» **Saved entries**:
** START **

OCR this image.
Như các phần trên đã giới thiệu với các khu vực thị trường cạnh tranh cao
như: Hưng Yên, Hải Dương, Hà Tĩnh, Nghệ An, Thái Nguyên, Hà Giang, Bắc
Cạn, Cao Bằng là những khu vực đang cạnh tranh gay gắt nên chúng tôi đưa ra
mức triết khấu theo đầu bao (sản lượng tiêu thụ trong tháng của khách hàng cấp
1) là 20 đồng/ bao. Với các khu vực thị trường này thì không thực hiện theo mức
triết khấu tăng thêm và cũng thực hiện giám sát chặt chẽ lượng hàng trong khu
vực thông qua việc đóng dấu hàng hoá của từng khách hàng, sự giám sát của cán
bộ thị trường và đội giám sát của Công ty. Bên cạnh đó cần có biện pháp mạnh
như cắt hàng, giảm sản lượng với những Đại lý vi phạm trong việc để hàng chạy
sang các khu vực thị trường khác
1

** END **

» **Instructions to follow**:
Retype the material in full, character for character.

» **Final result**:
OCR this image.
Như các phần trên đã giới thiệu với các khu vực thị trường cạnh tranh cao
như: Hưng Yên, Hải Dương, Hà Tĩnh, Nghệ An, Thái Nguyên, Hà Giang, Bắc
Cạn, Cao Bằng là những khu vực đang cạnh tranh gay gắt nên chúng tôi đưa ra
mức triết khấu theo đầu bao (sản lượng tiêu thụ trong tháng của khách hàng cấp
1) là 20 đồng/ bao. Với các khu vực thị trường này thì không thực hiện theo mức
triết khấu tăng thêm và cũng thực hiện giám sát chặt chẽ lượng hàng trong khu
vực thông qua việc đóng dấu hàng hoá của từng khách hàng, sự giám sát của cán
bộ thị trường và đội giám sát của Công ty. Bên cạnh đó cần có biện pháp mạnh
như cắt hàng, giảm sản lượng với những Đại lý vi phạm trong việc để hàng chạy
sang các khu vực thị trường khác
1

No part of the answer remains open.